*** DATASET EXTRACT

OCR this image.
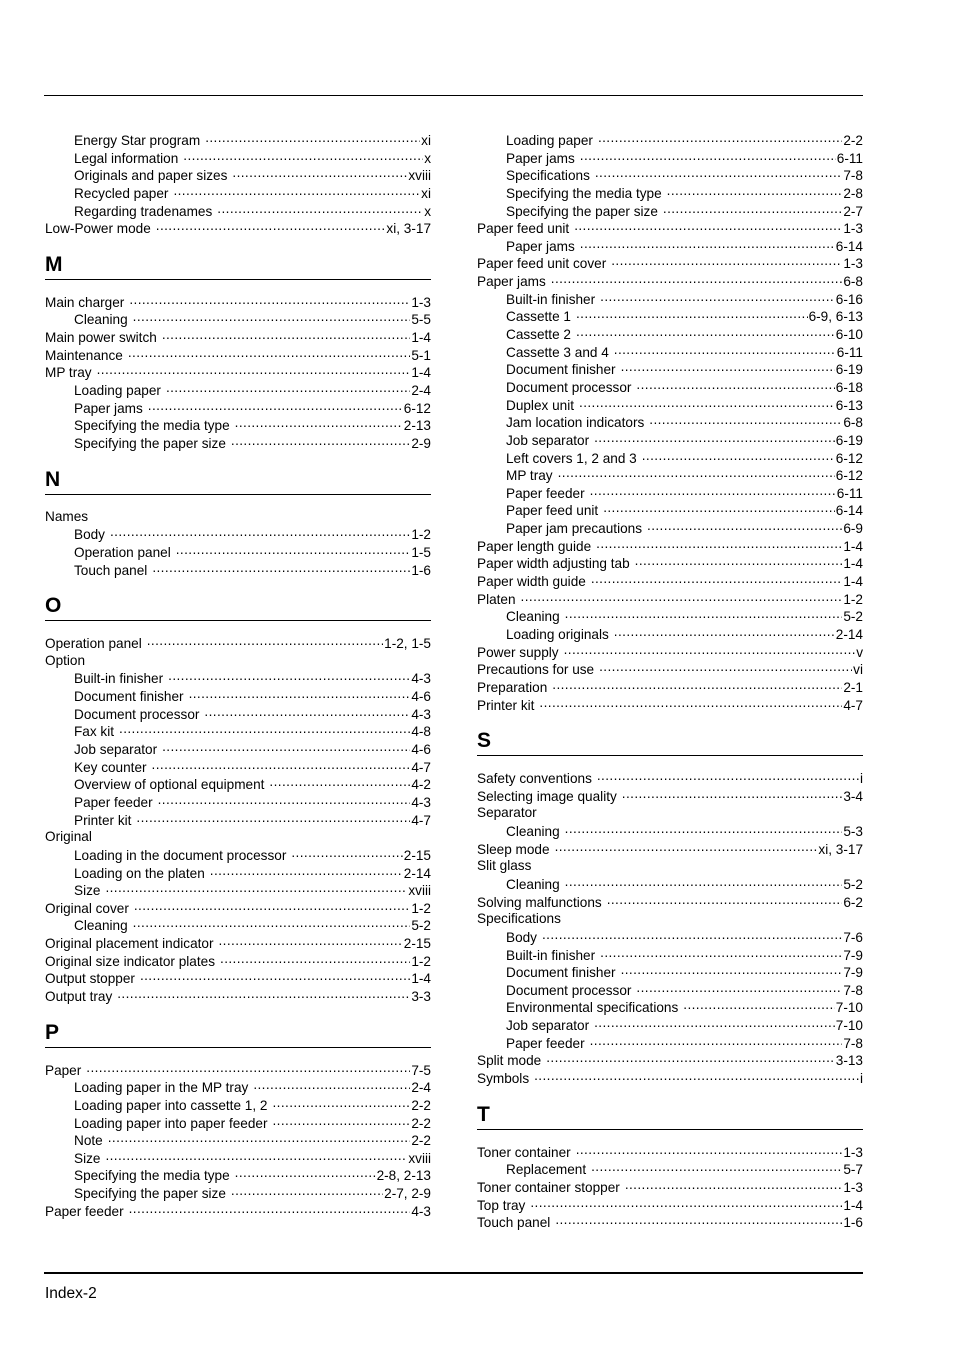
Energy Star program .....	xi
Legal information .....	x
Originals and paper sizes .....	xviii
Recycled paper .....	xi
Regarding tradenames .....	x
Low-Power mode .....	xi, 3-17
M
Main charger .....	1-3
Cleaning .....	5-5
Main power switch .....	1-4
Maintenance .....	5-1
MP tray .....	1-4
Loading paper .....	2-4
Paper jams .....	6-12
Specifying the media type .....	2-13
Specifying the paper size .....	2-9
N
Names
Body .....	1-2
Operation panel .....	1-5
Touch panel .....	1-6
O
Operation panel .....	1-2, 1-5
Option
Built-in finisher .....	4-3
Document finisher .....	4-6
Document processor .....	4-3
Fax kit .....	4-8
Job separator .....	4-6
Key counter .....	4-7
Overview of optional equipment .....	4-2
Paper feeder .....	4-3
Printer kit .....	4-7
Original
Loading in the document processor .....	2-15
Loading on the platen .....	2-14
Size .....	xviii
Original cover .....	1-2
Cleaning .....	5-2
Original placement indicator .....	2-15
Original size indicator plates .....	1-2
Output stopper .....	1-4
Output tray .....	3-3
P
Paper .....	7-5
Loading paper in the MP tray .....	2-4
Loading paper into cassette 1, 2 .....	2-2
Loading paper into paper feeder .....	2-2
Note .....	2-2
Size .....	xviii
Specifying the media type .....	2-8, 2-13
Specifying the paper size .....	2-7, 2-9
Paper feeder .....	4-3
Loading paper .....	2-2
Paper jams .....	6-11
Specifications .....	7-8
Specifying the media type .....	2-8
Specifying the paper size .....	2-7
Paper feed unit .....	1-3
Paper jams .....	6-14
Paper feed unit cover .....	1-3
Paper jams .....	6-8
Built-in finisher .....	6-16
Cassette 1 .....	6-9, 6-13
Cassette 2 .....	6-10
Cassette 3 and 4 .....	6-11
Document finisher .....	6-19
Document processor .....	6-18
Duplex unit .....	6-13
Jam location indicators .....	6-8
Job separator .....	6-19
Left covers 1, 2 and 3 .....	6-12
MP tray .....	6-12
Paper feeder .....	6-11
Paper feed unit .....	6-14
Paper jam precautions .....	6-9
Paper length guide .....	1-4
Paper width adjusting tab .....	1-4
Paper width guide .....	1-4
Platen .....	1-2
Cleaning .....	5-2
Loading originals .....	2-14
Power supply .....	v
Precautions for use .....	vi
Preparation .....	2-1
Printer kit .....	4-7
S
Safety conventions .....	i
Selecting image quality .....	3-4
Separator
Cleaning .....	5-3
Sleep mode .....	xi, 3-17
Slit glass
Cleaning .....	5-2
Solving malfunctions .....	6-2
Specifications
Body .....	7-6
Built-in finisher .....	7-9
Document finisher .....	7-9
Document processor .....	7-8
Environmental specifications .....	7-10
Job separator .....	7-10
Paper feeder .....	7-8
Split mode .....	3-13
Symbols .....	i
T
Toner container .....	1-3
Replacement .....	5-7
Toner container stopper .....	1-3
Top tray .....	1-4
Touch panel .....	1-6
Index-2
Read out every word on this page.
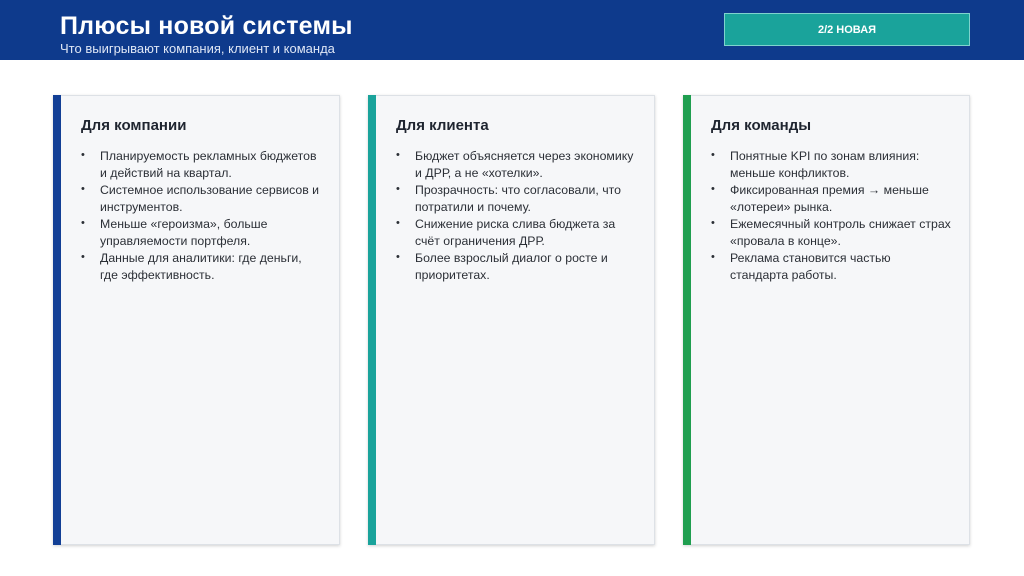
Плюсы новой системы
Что выигрывают компания, клиент и команда
2/2 НОВАЯ
Для компании
• Планируемость рекламных бюджетов и действий на квартал.
• Системное использование сервисов и инструментов.
• Меньше «героизма», больше управляемости портфеля.
• Данные для аналитики: где деньги, где эффективность.
Для клиента
• Бюджет объясняется через экономику и ДРР, а не «хотелки».
• Прозрачность: что согласовали, что потратили и почему.
• Снижение риска слива бюджета за счёт ограничения ДРР.
• Более взрослый диалог о росте и приоритетах.
Для команды
• Понятные KPI по зонам влияния: меньше конфликтов.
• Фиксированная премия → меньше «лотереи» рынка.
• Ежемесячный контроль снижает страх «провала в конце».
• Реклама становится частью стандарта работы.
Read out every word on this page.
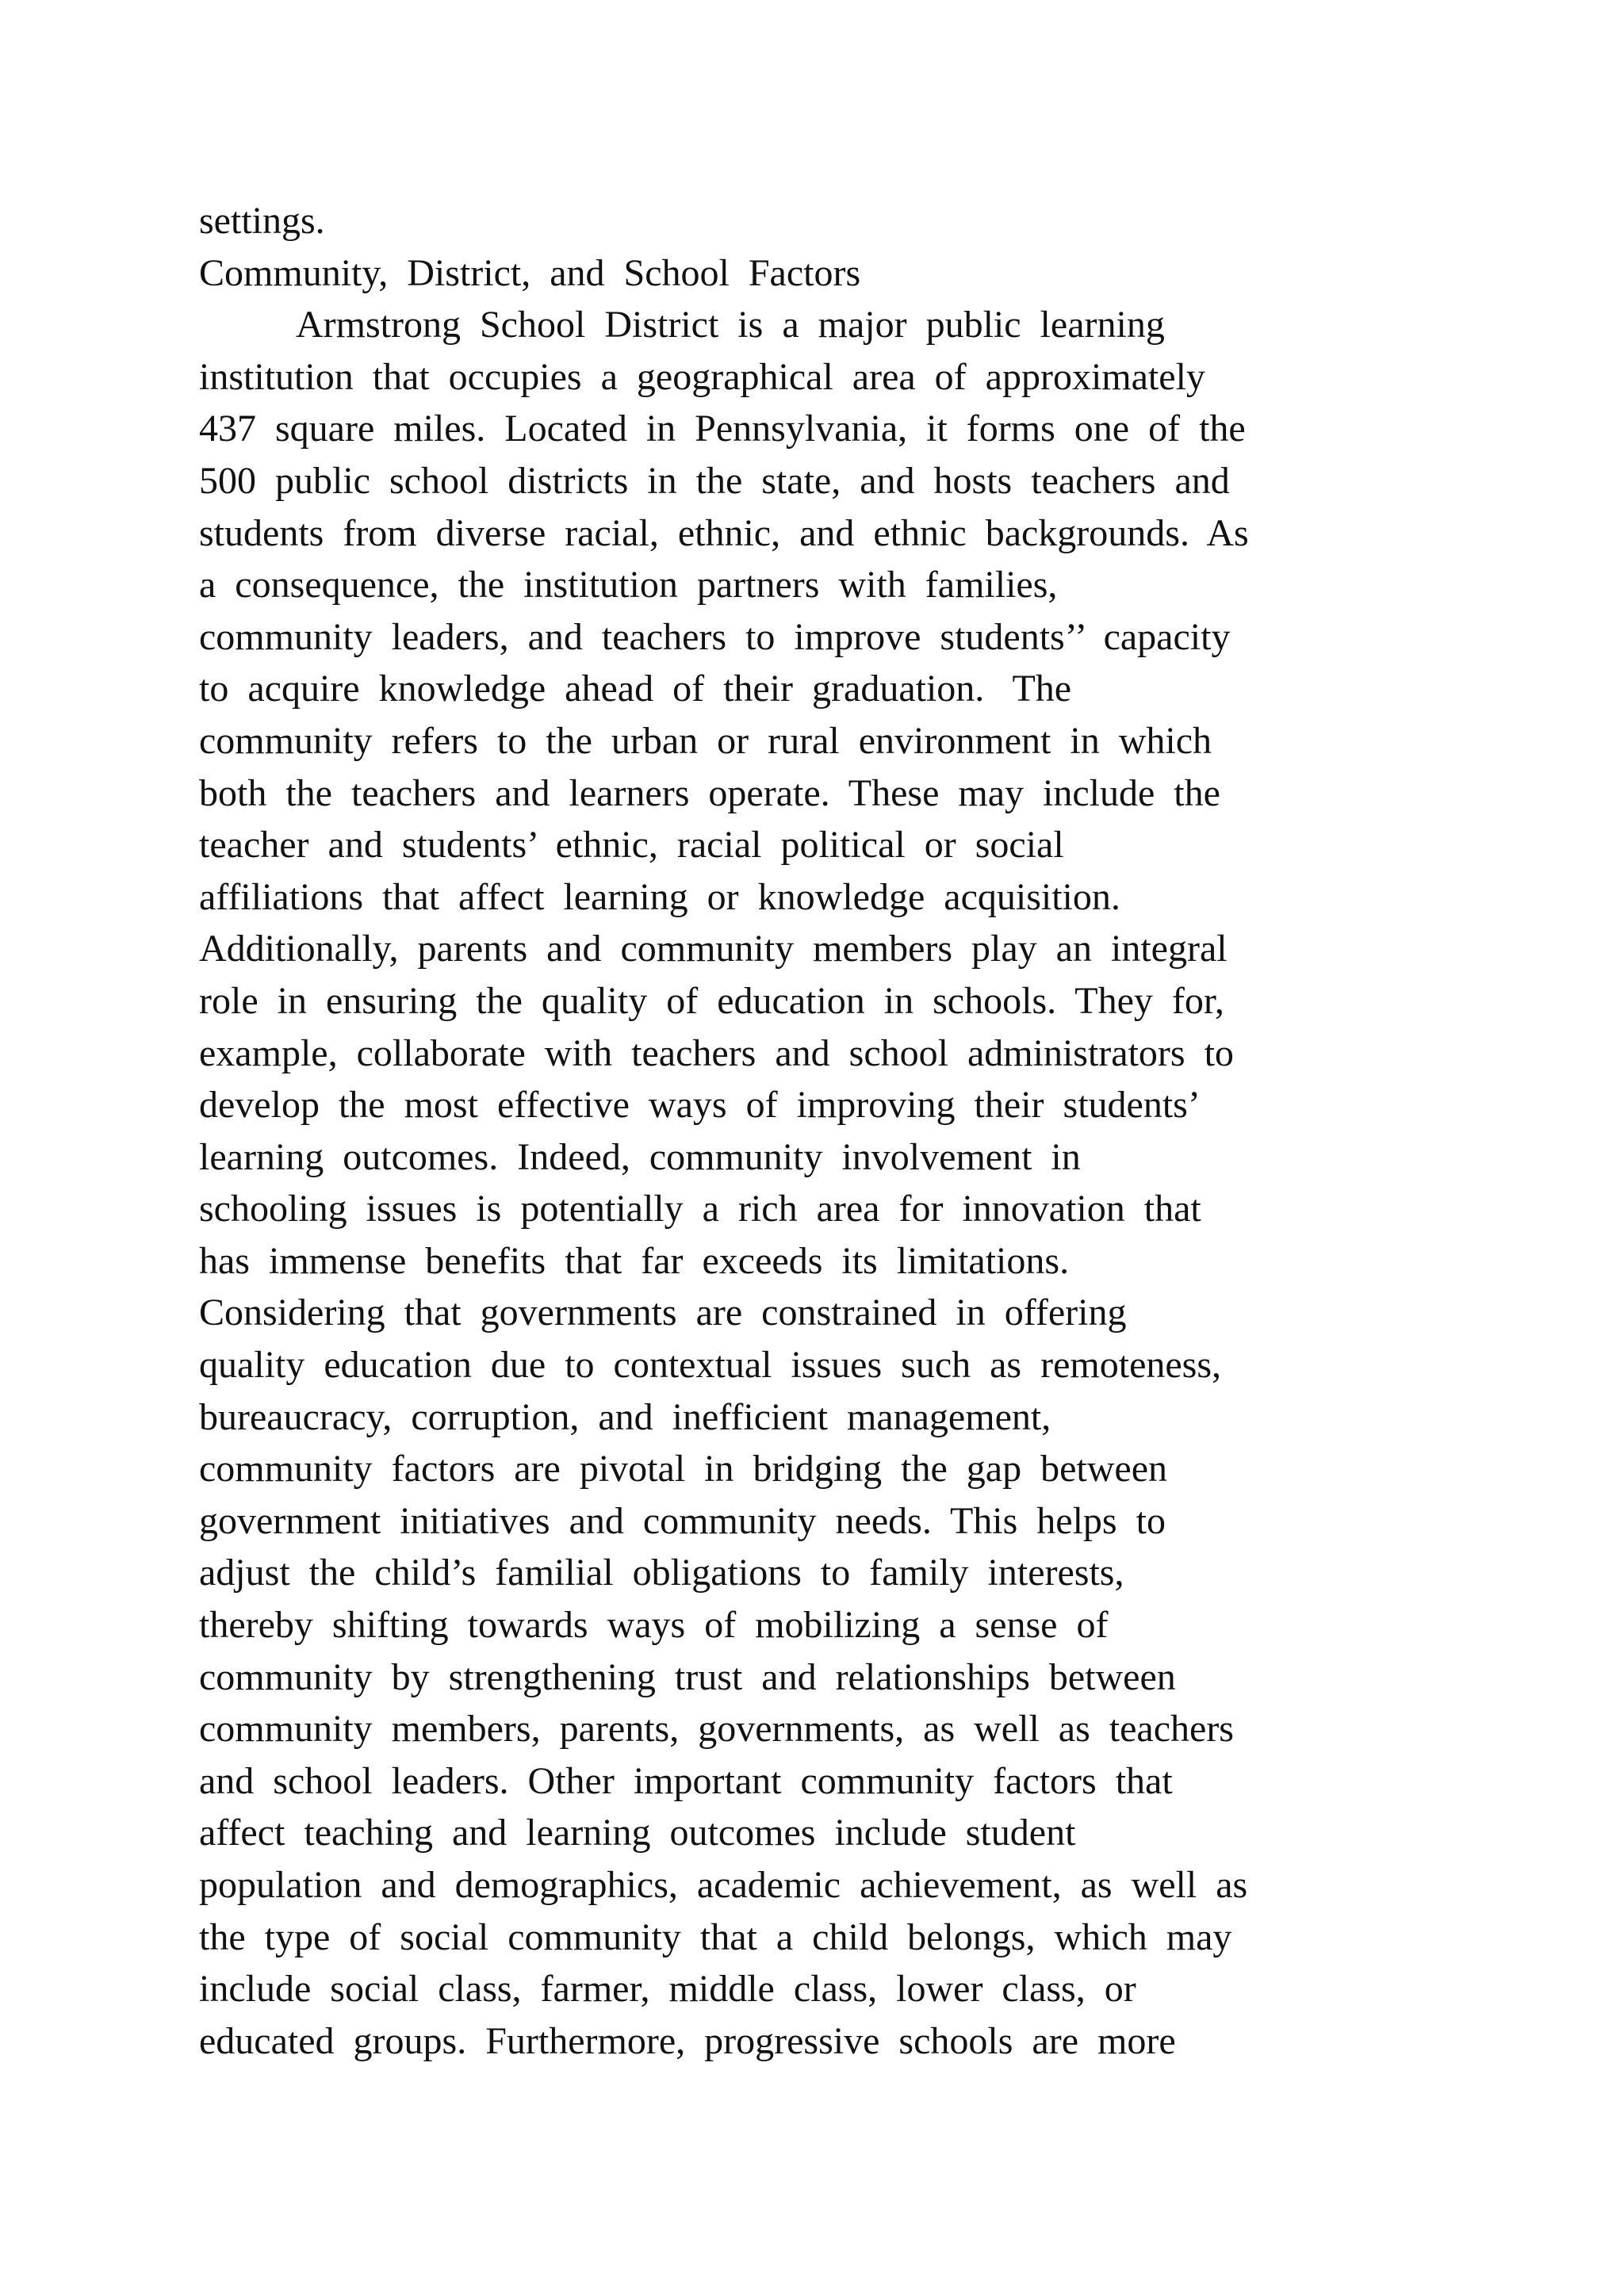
settings.

Community,  District,  and  School  Factors

Armstrong  School  District  is  a  major  public  learning

institution  that  occupies  a  geographical  area  of  approximately

437  square  miles.  Located  in  Pennsylvania,  it  forms  one  of  the

500  public  school  districts  in  the  state,  and  hosts  teachers  and

students  from  diverse  racial,  ethnic,  and  ethnic  backgrounds.  As

a  consequence,  the  institution  partners  with  families,

community  leaders,  and  teachers  to  improve  students’’  capacity

to  acquire  knowledge  ahead  of  their  graduation.   The

community  refers  to  the  urban  or  rural  environment  in  which

both  the  teachers  and  learners  operate.  These  may  include  the

teacher  and  students’  ethnic,  racial  political  or  social

affiliations  that  affect  learning  or  knowledge  acquisition.

Additionally,  parents  and  community  members  play  an  integral

role  in  ensuring  the  quality  of  education  in  schools.  They  for,

example,  collaborate  with  teachers  and  school  administrators  to

develop  the  most  effective  ways  of  improving  their  students’

learning  outcomes.  Indeed,  community  involvement  in

schooling  issues  is  potentially  a  rich  area  for  innovation  that

has  immense  benefits  that  far  exceeds  its  limitations.

Considering  that  governments  are  constrained  in  offering

quality  education  due  to  contextual  issues  such  as  remoteness,

bureaucracy,  corruption,  and  inefficient  management,

community  factors  are  pivotal  in  bridging  the  gap  between

government  initiatives  and  community  needs.  This  helps  to

adjust  the  child’s  familial  obligations  to  family  interests,

thereby  shifting  towards  ways  of  mobilizing  a  sense  of

community  by  strengthening  trust  and  relationships  between

community  members,  parents,  governments,  as  well  as  teachers

and  school  leaders.  Other  important  community  factors  that

affect  teaching  and  learning  outcomes  include  student

population  and  demographics,  academic  achievement,  as  well  as

the  type  of  social  community  that  a  child  belongs,  which  may

include  social  class,  farmer,  middle  class,  lower  class,  or

educated  groups.  Furthermore,  progressive  schools  are  more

******

◆ DIRECTIVE ◆
Write out the whole listing exactly, and drop the pictures.

◆ FINAL RESULT ◆
OCR this image.
Energy Star program .....	xi
Legal information .....	x
Originals and paper sizes .....	xviii
Recycled paper .....	xi
Regarding tradenames .....	x
Low-Power mode .....	xi, 3-17
M
Main charger .....	1-3
Cleaning .....	5-5
Main power switch .....	1-4
Maintenance .....	5-1
MP tray .....	1-4
Loading paper .....	2-4
Paper jams .....	6-12
Specifying the media type .....	2-13
Specifying the paper size .....	2-9
N
Names
Body .....	1-2
Operation panel .....	1-5
Touch panel .....	1-6
O
Operation panel .....	1-2, 1-5
Option
Built-in finisher .....	4-3
Document finisher .....	4-6
Document processor .....	4-3
Fax kit .....	4-8
Job separator .....	4-6
Key counter .....	4-7
Overview of optional equipment .....	4-2
Paper feeder .....	4-3
Printer kit .....	4-7
Original
Loading in the document processor .....	2-15
Loading on the platen .....	2-14
Size .....	xviii
Original cover .....	1-2
Cleaning .....	5-2
Original placement indicator .....	2-15
Original size indicator plates .....	1-2
Output stopper .....	1-4
Output tray .....	3-3
P
Paper .....	7-5
Loading paper in the MP tray .....	2-4
Loading paper into cassette 1, 2 .....	2-2
Loading paper into paper feeder .....	2-2
Note .....	2-2
Size .....	xviii
Specifying the media type .....	2-8, 2-13
Specifying the paper size .....	2-7, 2-9
Paper feeder .....	4-3
Loading paper .....	2-2
Paper jams .....	6-11
Specifications .....	7-8
Specifying the media type .....	2-8
Specifying the paper size .....	2-7
Paper feed unit .....	1-3
Paper jams .....	6-14
Paper feed unit cover .....	1-3
Paper jams .....	6-8
Built-in finisher .....	6-16
Cassette 1 .....	6-9, 6-13
Cassette 2 .....	6-10
Cassette 3 and 4 .....	6-11
Document finisher .....	6-19
Document processor .....	6-18
Duplex unit .....	6-13
Jam location indicators .....	6-8
Job separator .....	6-19
Left covers 1, 2 and 3 .....	6-12
MP tray .....	6-12
Paper feeder .....	6-11
Paper feed unit .....	6-14
Paper jam precautions .....	6-9
Paper length guide .....	1-4
Paper width adjusting tab .....	1-4
Paper width guide .....	1-4
Platen .....	1-2
Cleaning .....	5-2
Loading originals .....	2-14
Power supply .....	v
Precautions for use .....	vi
Preparation .....	2-1
Printer kit .....	4-7
S
Safety conventions .....	i
Selecting image quality .....	3-4
Separator
Cleaning .....	5-3
Sleep mode .....	xi, 3-17
Slit glass
Cleaning .....	5-2
Solving malfunctions .....	6-2
Specifications
Body .....	7-6
Built-in finisher .....	7-9
Document finisher .....	7-9
Document processor .....	7-8
Environmental specifications .....	7-10
Job separator .....	7-10
Paper feeder .....	7-8
Split mode .....	3-13
Symbols .....	i
T
Toner container .....	1-3
Replacement .....	5-7
Toner container stopper .....	1-3
Top tray .....	1-4
Touch panel .....	1-6
Index-2
Read out every word on this page.
Плюсы новой системы
Что выигрывают компания, клиент и команда
2/2 НОВАЯ
Для компании
• Планируемость рекламных бюджетов и действий на квартал.
• Системное использование сервисов и инструментов.
• Меньше «героизма», больше управляемости портфеля.
• Данные для аналитики: где деньги, где эффективность.
Для клиента
• Бюджет объясняется через экономику и ДРР, а не «хотелки».
• Прозрачность: что согласовали, что потратили и почему.
• Снижение риска слива бюджета за счёт ограничения ДРР.
• Более взрослый диалог о росте и приоритетах.
Для команды
• Понятные KPI по зонам влияния: меньше конфликтов.
• Фиксированная премия → меньше «лотереи» рынка.
• Ежемесячный контроль снижает страх «провала в конце».
• Реклама становится частью стандарта работы.
Read out every word on this page.
settings.

Community,  District,  and  School  Factors

Armstrong  School  District  is  a  major  public  learning

institution  that  occupies  a  geographical  area  of  approximately

437  square  miles.  Located  in  Pennsylvania,  it  forms  one  of  the

500  public  school  districts  in  the  state,  and  hosts  teachers  and

students  from  diverse  racial,  ethnic,  and  ethnic  backgrounds.  As

a  consequence,  the  institution  partners  with  families,

community  leaders,  and  teachers  to  improve  students’’  capacity

to  acquire  knowledge  ahead  of  their  graduation.   The

community  refers  to  the  urban  or  rural  environment  in  which

both  the  teachers  and  learners  operate.  These  may  include  the

teacher  and  students’  ethnic,  racial  political  or  social

affiliations  that  affect  learning  or  knowledge  acquisition.

Additionally,  parents  and  community  members  play  an  integral

role  in  ensuring  the  quality  of  education  in  schools.  They  for,

example,  collaborate  with  teachers  and  school  administrators  to

develop  the  most  effective  ways  of  improving  their  students’

learning  outcomes.  Indeed,  community  involvement  in

schooling  issues  is  potentially  a  rich  area  for  innovation  that

has  immense  benefits  that  far  exceeds  its  limitations.

Considering  that  governments  are  constrained  in  offering

quality  education  due  to  contextual  issues  such  as  remoteness,

bureaucracy,  corruption,  and  inefficient  management,

community  factors  are  pivotal  in  bridging  the  gap  between

government  initiatives  and  community  needs.  This  helps  to

adjust  the  child’s  familial  obligations  to  family  interests,

thereby  shifting  towards  ways  of  mobilizing  a  sense  of

community  by  strengthening  trust  and  relationships  between

community  members,  parents,  governments,  as  well  as  teachers

and  school  leaders.  Other  important  community  factors  that

affect  teaching  and  learning  outcomes  include  student

population  and  demographics,  academic  achievement,  as  well  as

the  type  of  social  community  that  a  child  belongs,  which  may

include  social  class,  farmer,  middle  class,  lower  class,  or

educated  groups.  Furthermore,  progressive  schools  are  more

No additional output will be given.